▶ _Material for this exercise_:
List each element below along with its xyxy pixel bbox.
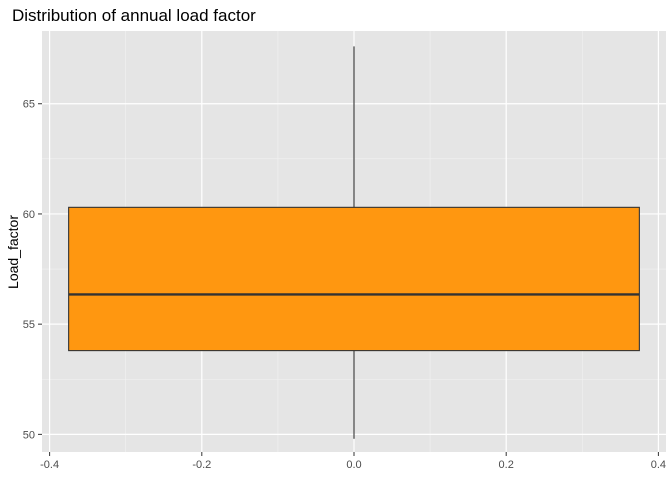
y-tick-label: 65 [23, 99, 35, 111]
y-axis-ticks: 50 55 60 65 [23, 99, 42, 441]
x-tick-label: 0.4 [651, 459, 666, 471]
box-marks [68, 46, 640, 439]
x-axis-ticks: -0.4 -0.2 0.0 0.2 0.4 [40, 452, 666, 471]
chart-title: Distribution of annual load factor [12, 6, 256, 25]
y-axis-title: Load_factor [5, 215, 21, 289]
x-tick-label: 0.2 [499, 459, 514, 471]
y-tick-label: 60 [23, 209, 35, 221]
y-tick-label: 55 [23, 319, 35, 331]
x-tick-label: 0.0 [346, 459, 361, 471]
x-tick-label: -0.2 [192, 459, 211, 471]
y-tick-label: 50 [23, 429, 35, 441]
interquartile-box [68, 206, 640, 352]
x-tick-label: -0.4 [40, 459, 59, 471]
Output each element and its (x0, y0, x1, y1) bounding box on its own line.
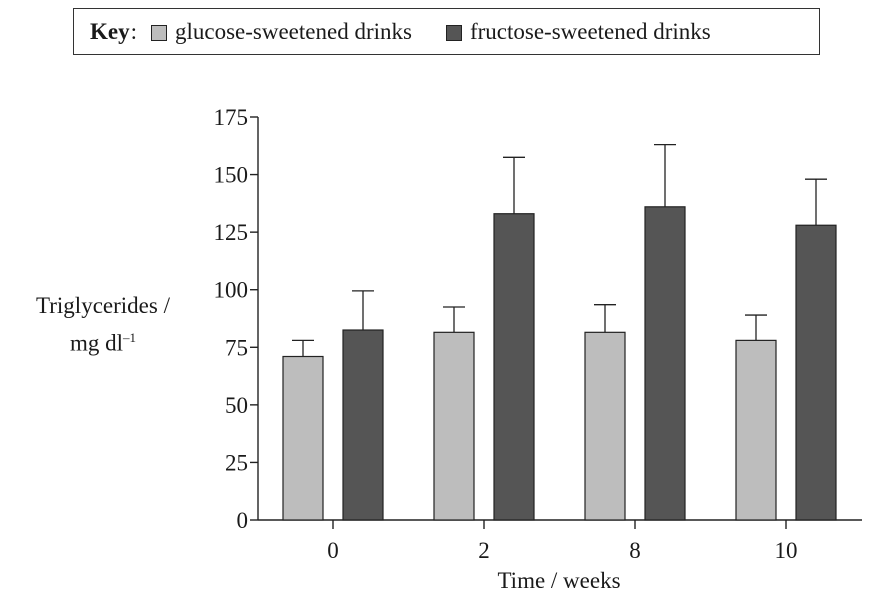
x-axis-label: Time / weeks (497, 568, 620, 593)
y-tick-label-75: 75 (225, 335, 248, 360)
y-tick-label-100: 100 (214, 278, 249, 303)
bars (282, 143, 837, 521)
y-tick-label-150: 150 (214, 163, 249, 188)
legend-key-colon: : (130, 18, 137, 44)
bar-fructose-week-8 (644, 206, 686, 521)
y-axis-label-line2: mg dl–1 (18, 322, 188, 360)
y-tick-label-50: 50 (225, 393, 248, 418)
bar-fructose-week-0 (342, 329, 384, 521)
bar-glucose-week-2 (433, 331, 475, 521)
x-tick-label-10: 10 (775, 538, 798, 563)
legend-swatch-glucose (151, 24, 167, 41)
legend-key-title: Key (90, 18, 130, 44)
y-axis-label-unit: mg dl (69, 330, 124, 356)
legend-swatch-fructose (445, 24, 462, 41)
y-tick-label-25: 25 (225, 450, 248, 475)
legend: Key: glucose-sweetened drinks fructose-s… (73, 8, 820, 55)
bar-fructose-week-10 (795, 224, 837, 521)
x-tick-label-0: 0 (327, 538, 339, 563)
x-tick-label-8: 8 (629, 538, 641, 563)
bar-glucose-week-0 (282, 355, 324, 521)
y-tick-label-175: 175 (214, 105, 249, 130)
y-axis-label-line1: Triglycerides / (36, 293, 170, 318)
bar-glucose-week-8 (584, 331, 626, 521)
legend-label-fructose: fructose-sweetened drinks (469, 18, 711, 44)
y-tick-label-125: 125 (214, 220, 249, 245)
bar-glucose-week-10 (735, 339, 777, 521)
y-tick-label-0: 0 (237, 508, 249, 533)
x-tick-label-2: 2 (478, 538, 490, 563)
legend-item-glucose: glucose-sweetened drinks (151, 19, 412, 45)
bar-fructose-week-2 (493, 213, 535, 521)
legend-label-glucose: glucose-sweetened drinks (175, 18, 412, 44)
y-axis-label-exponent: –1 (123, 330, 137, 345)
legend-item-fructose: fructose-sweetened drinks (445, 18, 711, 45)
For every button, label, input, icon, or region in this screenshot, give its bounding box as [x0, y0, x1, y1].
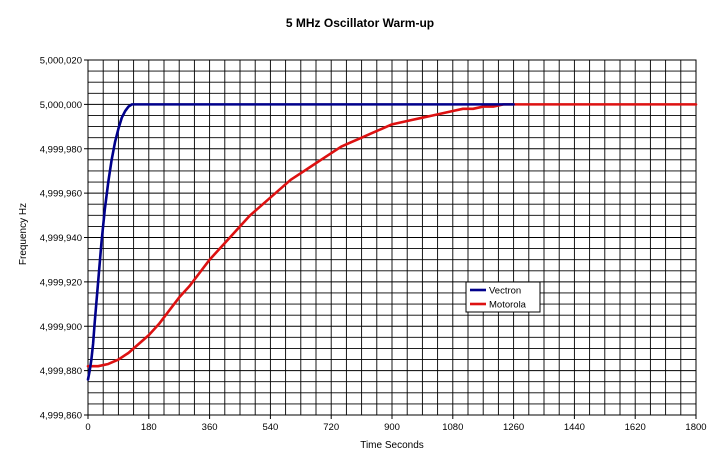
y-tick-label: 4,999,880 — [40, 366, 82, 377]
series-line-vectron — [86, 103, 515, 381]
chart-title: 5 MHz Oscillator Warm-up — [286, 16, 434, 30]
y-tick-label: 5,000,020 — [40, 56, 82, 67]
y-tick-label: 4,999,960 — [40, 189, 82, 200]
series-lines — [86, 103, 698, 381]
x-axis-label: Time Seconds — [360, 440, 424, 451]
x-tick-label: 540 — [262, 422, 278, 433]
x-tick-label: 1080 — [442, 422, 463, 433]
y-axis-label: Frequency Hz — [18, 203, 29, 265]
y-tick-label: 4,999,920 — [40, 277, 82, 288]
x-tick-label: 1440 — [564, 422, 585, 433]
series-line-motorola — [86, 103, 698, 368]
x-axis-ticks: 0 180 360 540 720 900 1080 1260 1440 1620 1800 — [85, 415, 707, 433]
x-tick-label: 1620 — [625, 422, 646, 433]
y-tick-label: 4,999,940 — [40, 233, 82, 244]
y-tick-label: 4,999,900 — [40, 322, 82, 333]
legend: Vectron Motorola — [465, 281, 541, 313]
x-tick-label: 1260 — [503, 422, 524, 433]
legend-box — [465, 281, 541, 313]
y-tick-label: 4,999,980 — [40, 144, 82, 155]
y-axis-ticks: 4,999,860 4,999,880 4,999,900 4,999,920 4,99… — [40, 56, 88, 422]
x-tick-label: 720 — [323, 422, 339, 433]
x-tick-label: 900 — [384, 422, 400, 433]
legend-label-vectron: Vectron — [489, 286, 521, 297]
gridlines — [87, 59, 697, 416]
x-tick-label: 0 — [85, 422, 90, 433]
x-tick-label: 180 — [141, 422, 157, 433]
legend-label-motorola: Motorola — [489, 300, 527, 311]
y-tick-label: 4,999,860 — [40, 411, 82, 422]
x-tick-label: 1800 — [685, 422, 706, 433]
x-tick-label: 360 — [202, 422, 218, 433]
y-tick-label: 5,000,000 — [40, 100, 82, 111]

...

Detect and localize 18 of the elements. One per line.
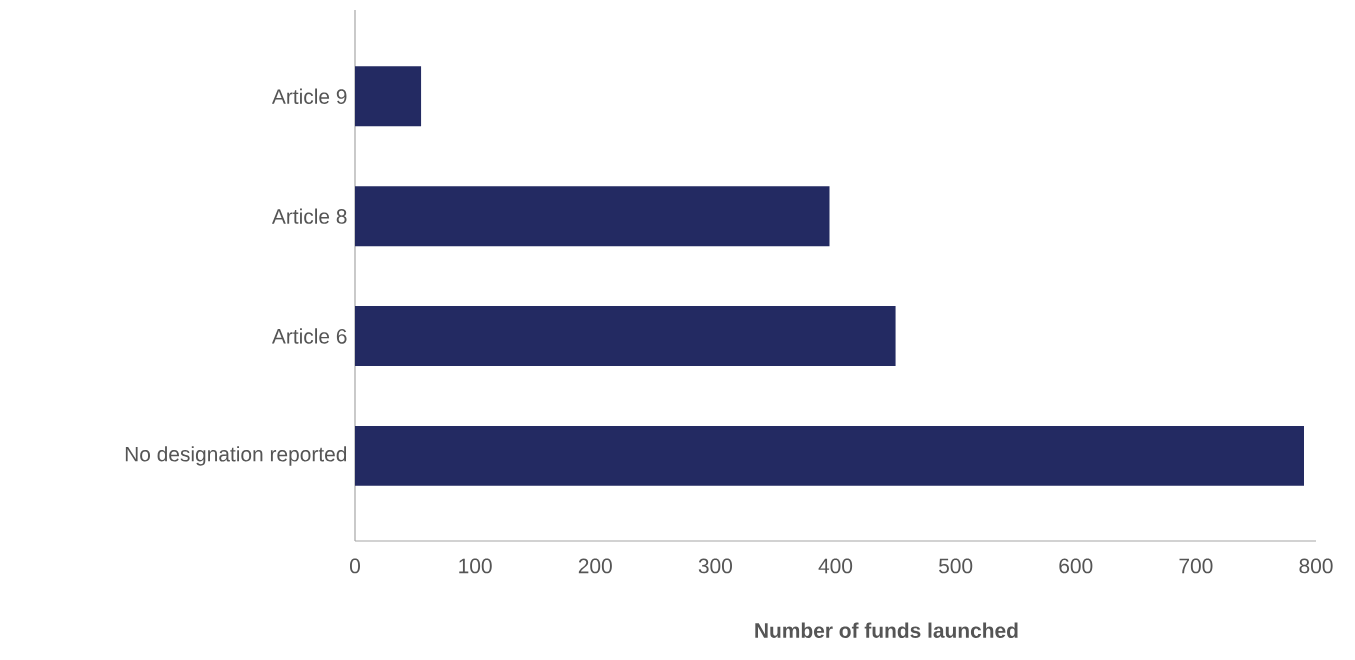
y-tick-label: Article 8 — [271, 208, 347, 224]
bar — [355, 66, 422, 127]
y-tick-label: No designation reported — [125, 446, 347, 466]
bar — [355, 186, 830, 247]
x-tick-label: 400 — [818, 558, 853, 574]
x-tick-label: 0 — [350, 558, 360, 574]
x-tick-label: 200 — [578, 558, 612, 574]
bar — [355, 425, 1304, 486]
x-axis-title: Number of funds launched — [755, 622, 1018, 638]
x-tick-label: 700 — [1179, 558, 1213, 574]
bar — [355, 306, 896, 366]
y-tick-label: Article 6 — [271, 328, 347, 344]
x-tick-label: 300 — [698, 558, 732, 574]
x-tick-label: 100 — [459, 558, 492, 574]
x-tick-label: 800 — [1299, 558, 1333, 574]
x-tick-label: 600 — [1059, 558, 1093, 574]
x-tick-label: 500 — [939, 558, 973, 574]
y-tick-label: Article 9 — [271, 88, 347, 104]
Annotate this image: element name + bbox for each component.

▶ _Exercise prompt_: Arrange the stretch of lines from the one containing "y-tick-label: 4,999,880 — [40, 366, 82, 377]" through the one containing "x-tick-label: 180 — [141, 422, 157, 433]" as a Markdown table with two columns, Row and Entry. Number the rows and omit any blank lines.

▶ _Output of the exercise_:
| Row | Entry |
|---|---|
| 1 | y-tick-label: 4,999,880 — [40, 366, 82, 377] |
| 2 | series-line-vectron — [86, 103, 515, 381] |
| 3 | chart-title: 5 MHz Oscillator Warm-up — [286, 16, 434, 30] |
| 4 | y-tick-label: 5,000,020 — [40, 56, 82, 67] |
| 5 | y-tick-label: 4,999,960 — [40, 189, 82, 200] |
| 6 | series-lines — [86, 103, 698, 381] |
| 7 | x-axis-label: Time Seconds — [360, 440, 424, 451] |
| 8 | x-tick-label: 540 — [262, 422, 278, 433] |
| 9 | x-tick-label: 1080 — [442, 422, 463, 433] |
| 10 | y-axis-label: Frequency Hz — [18, 203, 29, 265] |
| 11 | y-tick-label: 4,999,920 — [40, 277, 82, 288] |
| 12 | x-tick-label: 1440 — [564, 422, 585, 433] |
| 13 | series-line-motorola — [86, 103, 698, 368] |
| 14 | x-axis-ticks: 0 180 360 540 720 900 1080 1260 1440 1620 1800 — [85, 415, 707, 433] |
| 15 | x-tick-label: 1620 — [625, 422, 646, 433] |
| 16 | y-tick-label: 4,999,940 — [40, 233, 82, 244] |
| 17 | y-tick-label: 4,999,900 — [40, 322, 82, 333] |
| 18 | legend: Vectron Motorola — [465, 281, 541, 313] |
| 19 | x-tick-label: 1260 — [503, 422, 524, 433] |
| 20 | legend-box — [465, 281, 541, 313] |
| 21 | y-tick-label: 4,999,980 — [40, 144, 82, 155] |
| 22 | y-axis-ticks: 4,999,860 4,999,880 4,999,900 4,999,920 4,99… — [40, 56, 88, 422] |
| 23 | x-tick-label: 720 — [323, 422, 339, 433] |
| 24 | x-tick-label: 900 — [384, 422, 400, 433] |
| 25 | legend-label-vectron: Vectron — [489, 286, 521, 297] |
| 26 | gridlines — [87, 59, 697, 416] |
| 27 | x-tick-label: 0 — [85, 422, 90, 433] |
| 28 | x-tick-label: 180 — [141, 422, 157, 433] |